DIRECTIVE:
In the entries below, how many lines hold the string "следующих"? Give only the number.

INPUT DATA:
********

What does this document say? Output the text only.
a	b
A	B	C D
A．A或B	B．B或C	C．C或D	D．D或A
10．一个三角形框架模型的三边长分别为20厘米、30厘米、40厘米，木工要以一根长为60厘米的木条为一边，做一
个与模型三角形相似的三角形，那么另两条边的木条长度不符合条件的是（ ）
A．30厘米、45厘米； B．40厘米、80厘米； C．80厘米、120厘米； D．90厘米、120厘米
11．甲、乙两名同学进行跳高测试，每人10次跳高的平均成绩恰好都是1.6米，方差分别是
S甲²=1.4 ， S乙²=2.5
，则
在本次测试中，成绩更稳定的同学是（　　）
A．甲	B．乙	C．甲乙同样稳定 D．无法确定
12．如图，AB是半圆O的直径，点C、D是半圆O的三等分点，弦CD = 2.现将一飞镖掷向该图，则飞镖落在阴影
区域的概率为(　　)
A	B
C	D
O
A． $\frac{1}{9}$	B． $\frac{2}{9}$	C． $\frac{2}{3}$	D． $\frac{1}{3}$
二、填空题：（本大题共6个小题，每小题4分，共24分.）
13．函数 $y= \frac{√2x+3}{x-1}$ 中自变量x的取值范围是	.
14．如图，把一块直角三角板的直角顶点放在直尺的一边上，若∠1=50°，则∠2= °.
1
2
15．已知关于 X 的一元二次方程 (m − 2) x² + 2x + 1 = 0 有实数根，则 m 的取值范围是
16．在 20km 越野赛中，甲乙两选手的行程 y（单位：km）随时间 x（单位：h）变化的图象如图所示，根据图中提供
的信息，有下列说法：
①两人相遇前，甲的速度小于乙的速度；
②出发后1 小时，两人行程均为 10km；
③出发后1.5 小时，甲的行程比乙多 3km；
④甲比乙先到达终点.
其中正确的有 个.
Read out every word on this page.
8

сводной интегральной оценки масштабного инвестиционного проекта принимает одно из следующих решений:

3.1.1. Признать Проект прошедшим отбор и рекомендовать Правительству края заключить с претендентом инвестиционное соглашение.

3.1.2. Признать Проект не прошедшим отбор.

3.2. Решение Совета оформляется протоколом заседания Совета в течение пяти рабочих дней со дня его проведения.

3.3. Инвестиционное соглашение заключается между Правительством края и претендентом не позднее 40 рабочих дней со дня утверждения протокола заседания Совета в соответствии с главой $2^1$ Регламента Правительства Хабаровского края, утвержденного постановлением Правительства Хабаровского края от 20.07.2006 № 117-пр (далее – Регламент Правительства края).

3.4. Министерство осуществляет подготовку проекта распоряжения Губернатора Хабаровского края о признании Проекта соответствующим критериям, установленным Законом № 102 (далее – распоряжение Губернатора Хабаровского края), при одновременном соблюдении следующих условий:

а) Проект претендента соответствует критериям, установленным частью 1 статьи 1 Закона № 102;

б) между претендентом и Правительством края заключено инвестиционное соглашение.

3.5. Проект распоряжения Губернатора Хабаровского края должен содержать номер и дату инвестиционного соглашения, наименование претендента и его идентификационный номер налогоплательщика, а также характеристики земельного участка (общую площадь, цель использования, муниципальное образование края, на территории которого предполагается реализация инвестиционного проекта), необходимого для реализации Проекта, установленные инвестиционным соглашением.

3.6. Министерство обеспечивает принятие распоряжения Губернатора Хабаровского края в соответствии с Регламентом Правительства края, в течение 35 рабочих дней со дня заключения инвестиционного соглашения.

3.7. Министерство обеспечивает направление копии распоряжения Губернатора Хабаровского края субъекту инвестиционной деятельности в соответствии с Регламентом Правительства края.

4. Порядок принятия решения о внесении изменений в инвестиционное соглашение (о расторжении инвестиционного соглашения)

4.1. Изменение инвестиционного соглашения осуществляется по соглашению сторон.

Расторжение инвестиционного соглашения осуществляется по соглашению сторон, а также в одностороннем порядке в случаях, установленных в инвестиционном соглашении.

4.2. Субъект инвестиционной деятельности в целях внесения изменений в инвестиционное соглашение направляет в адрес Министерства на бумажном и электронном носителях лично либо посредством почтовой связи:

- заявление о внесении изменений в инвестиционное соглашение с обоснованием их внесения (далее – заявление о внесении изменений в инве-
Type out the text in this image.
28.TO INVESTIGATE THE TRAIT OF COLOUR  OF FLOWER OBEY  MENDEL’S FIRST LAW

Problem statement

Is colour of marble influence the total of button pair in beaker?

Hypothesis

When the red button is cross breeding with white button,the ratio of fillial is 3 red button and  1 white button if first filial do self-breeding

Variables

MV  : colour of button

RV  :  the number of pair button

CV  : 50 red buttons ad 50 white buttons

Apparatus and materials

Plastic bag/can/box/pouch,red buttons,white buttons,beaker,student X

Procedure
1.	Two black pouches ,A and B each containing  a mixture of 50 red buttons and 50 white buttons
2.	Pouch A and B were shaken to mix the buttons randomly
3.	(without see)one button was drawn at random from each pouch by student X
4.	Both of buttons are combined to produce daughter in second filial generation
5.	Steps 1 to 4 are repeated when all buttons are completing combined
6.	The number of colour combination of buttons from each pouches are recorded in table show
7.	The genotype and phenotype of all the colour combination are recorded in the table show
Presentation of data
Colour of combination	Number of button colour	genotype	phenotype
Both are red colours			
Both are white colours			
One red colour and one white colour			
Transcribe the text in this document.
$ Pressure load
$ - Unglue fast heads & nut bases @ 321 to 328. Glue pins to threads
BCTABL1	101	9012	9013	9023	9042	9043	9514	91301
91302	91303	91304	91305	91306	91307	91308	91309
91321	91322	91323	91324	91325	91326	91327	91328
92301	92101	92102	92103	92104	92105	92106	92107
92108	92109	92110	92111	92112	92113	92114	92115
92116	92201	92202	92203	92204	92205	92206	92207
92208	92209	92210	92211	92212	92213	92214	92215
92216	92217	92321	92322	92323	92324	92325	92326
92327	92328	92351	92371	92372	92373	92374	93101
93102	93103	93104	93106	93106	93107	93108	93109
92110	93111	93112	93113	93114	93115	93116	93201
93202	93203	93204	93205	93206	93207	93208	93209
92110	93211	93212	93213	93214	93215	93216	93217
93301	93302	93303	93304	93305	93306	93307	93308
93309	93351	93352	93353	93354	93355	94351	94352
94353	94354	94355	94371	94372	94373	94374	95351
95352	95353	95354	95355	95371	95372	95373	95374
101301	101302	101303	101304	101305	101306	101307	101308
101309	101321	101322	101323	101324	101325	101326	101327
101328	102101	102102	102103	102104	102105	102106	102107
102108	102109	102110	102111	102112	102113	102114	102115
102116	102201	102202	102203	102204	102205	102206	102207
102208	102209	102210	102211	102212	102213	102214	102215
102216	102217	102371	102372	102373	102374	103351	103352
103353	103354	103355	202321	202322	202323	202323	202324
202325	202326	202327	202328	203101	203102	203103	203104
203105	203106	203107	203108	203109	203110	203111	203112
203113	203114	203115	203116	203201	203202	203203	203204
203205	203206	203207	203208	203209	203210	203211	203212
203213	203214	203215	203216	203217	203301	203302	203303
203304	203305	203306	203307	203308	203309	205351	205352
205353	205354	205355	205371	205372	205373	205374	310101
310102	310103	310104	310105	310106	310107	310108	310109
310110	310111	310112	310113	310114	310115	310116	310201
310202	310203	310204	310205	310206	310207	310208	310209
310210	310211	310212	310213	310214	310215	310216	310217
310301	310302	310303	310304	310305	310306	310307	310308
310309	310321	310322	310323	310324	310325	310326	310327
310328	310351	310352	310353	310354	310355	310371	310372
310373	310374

********

REPLY TO THE EXERCISE:
2